Items from a data source
· · · · ·
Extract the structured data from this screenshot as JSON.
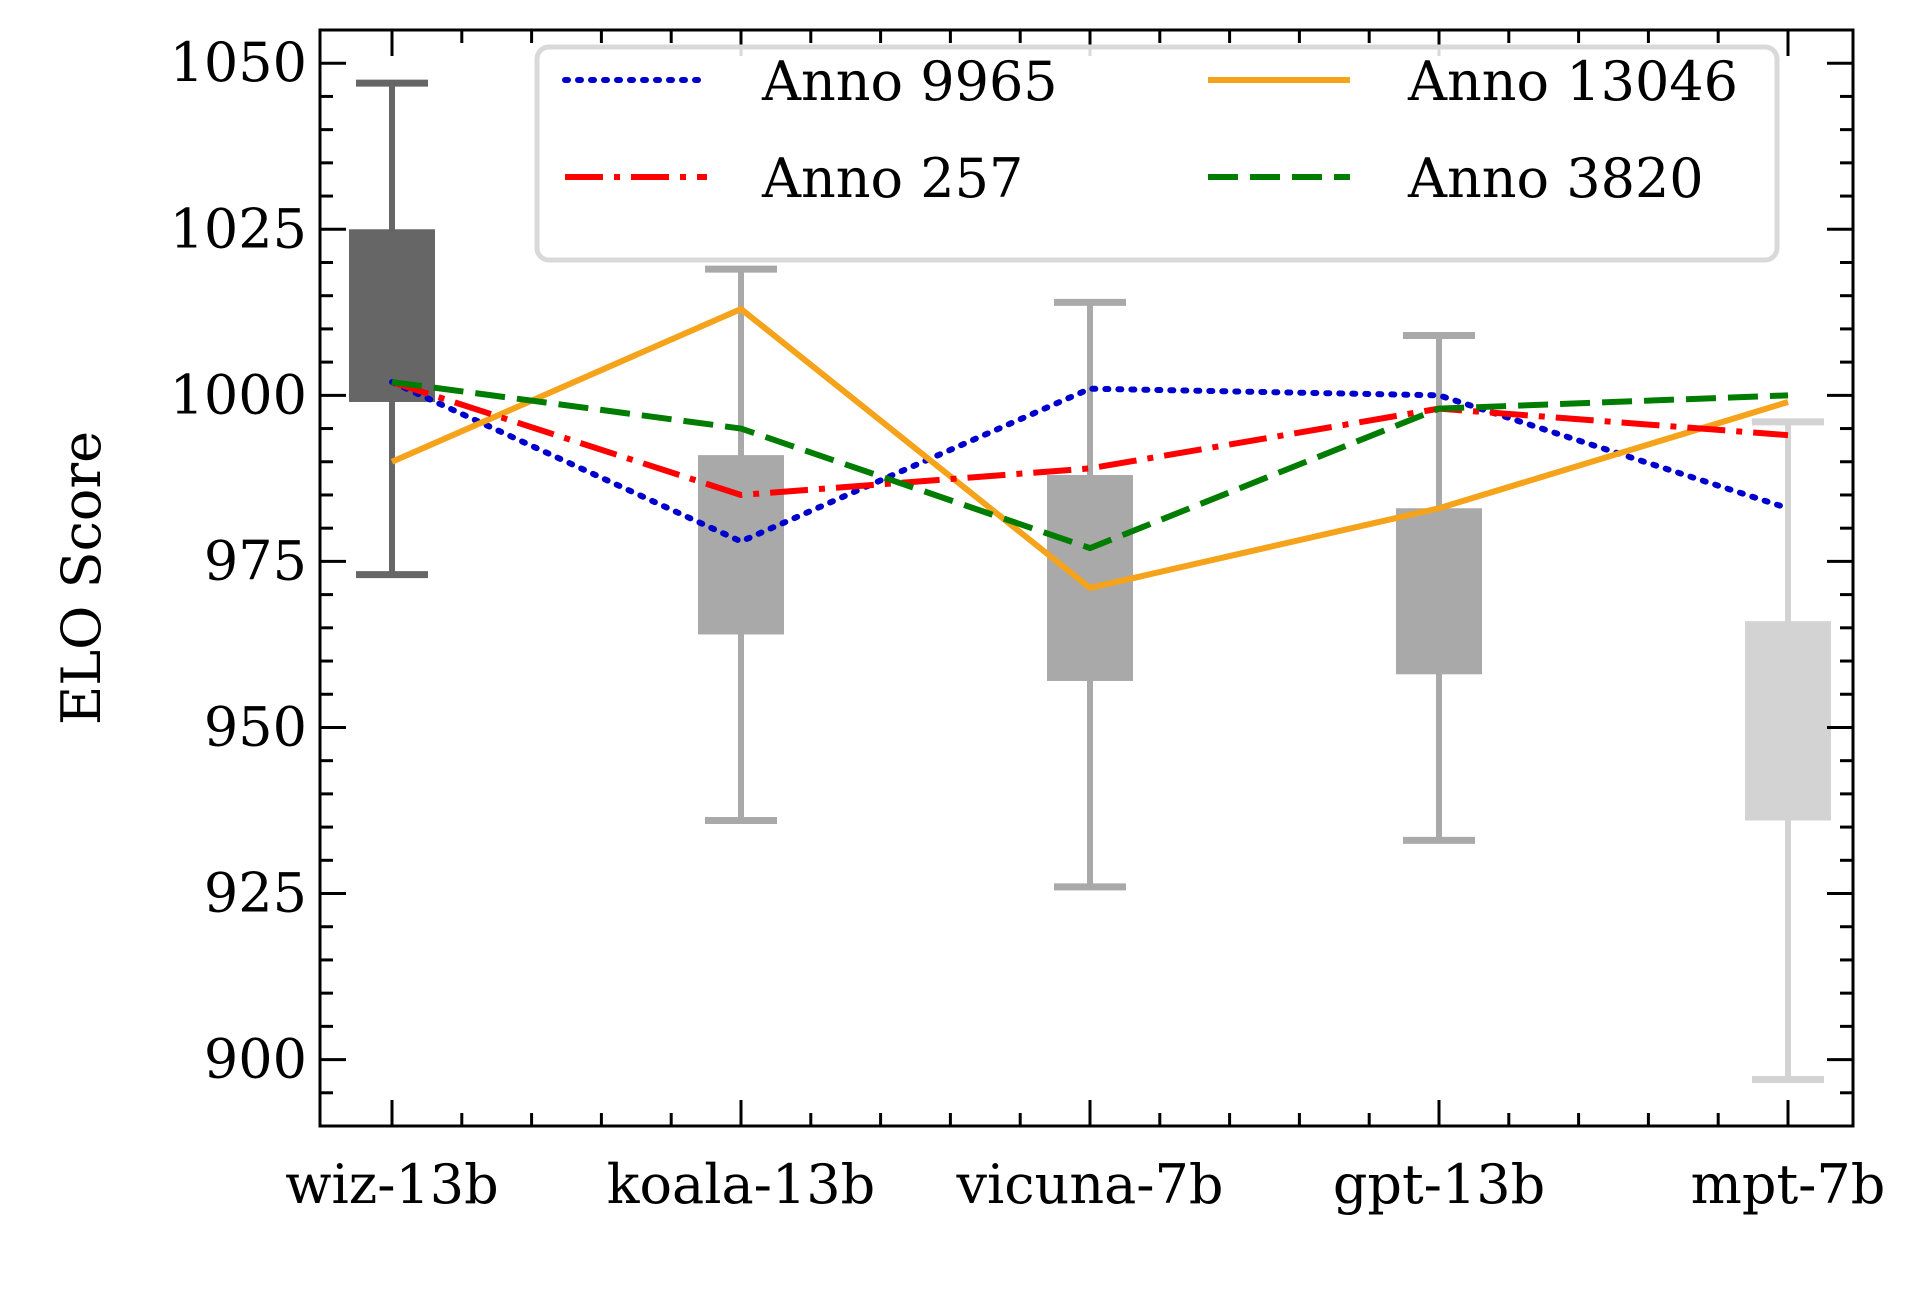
{
  "chart_data": {
    "type": "box+line",
    "title": "",
    "xlabel": "",
    "ylabel": "ELO Score",
    "ylim": [
      890,
      1055
    ],
    "yticks": [
      900,
      925,
      950,
      975,
      1000,
      1025,
      1050
    ],
    "categories": [
      "wiz-13b",
      "koala-13b",
      "vicuna-7b",
      "gpt-13b",
      "mpt-7b"
    ],
    "boxes": [
      {
        "category": "wiz-13b",
        "whisker_low": 973,
        "q1": 999,
        "q3": 1025,
        "whisker_high": 1047,
        "color": "#666666"
      },
      {
        "category": "koala-13b",
        "whisker_low": 936,
        "q1": 964,
        "q3": 991,
        "whisker_high": 1019,
        "color": "#a9a9a9"
      },
      {
        "category": "vicuna-7b",
        "whisker_low": 926,
        "q1": 957,
        "q3": 988,
        "whisker_high": 1014,
        "color": "#a9a9a9"
      },
      {
        "category": "gpt-13b",
        "whisker_low": 933,
        "q1": 958,
        "q3": 983,
        "whisker_high": 1009,
        "color": "#a9a9a9"
      },
      {
        "category": "mpt-7b",
        "whisker_low": 897,
        "q1": 936,
        "q3": 966,
        "whisker_high": 996,
        "color": "#d3d3d3"
      }
    ],
    "series": [
      {
        "name": "Anno 9965",
        "values": [
          1002,
          978,
          1001,
          1000,
          983
        ],
        "color": "#0000cc",
        "style": "dotted"
      },
      {
        "name": "Anno 13046",
        "values": [
          990,
          1013,
          971,
          983,
          999
        ],
        "color": "#f5a31a",
        "style": "solid"
      },
      {
        "name": "Anno 257",
        "values": [
          1002,
          985,
          989,
          998,
          994
        ],
        "color": "#ff0000",
        "style": "dashdot"
      },
      {
        "name": "Anno 3820",
        "values": [
          1002,
          995,
          977,
          998,
          1000
        ],
        "color": "#007d00",
        "style": "dashed"
      }
    ],
    "legend": {
      "position": "top-right",
      "columns": 2
    }
  }
}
· · · · ·
### Direction:
Transcribe the whole listing exactly. Pictures stay out of your copy.

### The completed task:
Extract the structured data from this screenshot as JSON.
{
  "chart_data": {
    "type": "box+line",
    "title": "",
    "xlabel": "",
    "ylabel": "ELO Score",
    "ylim": [
      890,
      1055
    ],
    "yticks": [
      900,
      925,
      950,
      975,
      1000,
      1025,
      1050
    ],
    "categories": [
      "wiz-13b",
      "koala-13b",
      "vicuna-7b",
      "gpt-13b",
      "mpt-7b"
    ],
    "boxes": [
      {
        "category": "wiz-13b",
        "whisker_low": 973,
        "q1": 999,
        "q3": 1025,
        "whisker_high": 1047,
        "color": "#666666"
      },
      {
        "category": "koala-13b",
        "whisker_low": 936,
        "q1": 964,
        "q3": 991,
        "whisker_high": 1019,
        "color": "#a9a9a9"
      },
      {
        "category": "vicuna-7b",
        "whisker_low": 926,
        "q1": 957,
        "q3": 988,
        "whisker_high": 1014,
        "color": "#a9a9a9"
      },
      {
        "category": "gpt-13b",
        "whisker_low": 933,
        "q1": 958,
        "q3": 983,
        "whisker_high": 1009,
        "color": "#a9a9a9"
      },
      {
        "category": "mpt-7b",
        "whisker_low": 897,
        "q1": 936,
        "q3": 966,
        "whisker_high": 996,
        "color": "#d3d3d3"
      }
    ],
    "series": [
      {
        "name": "Anno 9965",
        "values": [
          1002,
          978,
          1001,
          1000,
          983
        ],
        "color": "#0000cc",
        "style": "dotted"
      },
      {
        "name": "Anno 13046",
        "values": [
          990,
          1013,
          971,
          983,
          999
        ],
        "color": "#f5a31a",
        "style": "solid"
      },
      {
        "name": "Anno 257",
        "values": [
          1002,
          985,
          989,
          998,
          994
        ],
        "color": "#ff0000",
        "style": "dashdot"
      },
      {
        "name": "Anno 3820",
        "values": [
          1002,
          995,
          977,
          998,
          1000
        ],
        "color": "#007d00",
        "style": "dashed"
      }
    ],
    "legend": {
      "position": "top-right",
      "columns": 2
    }
  }
}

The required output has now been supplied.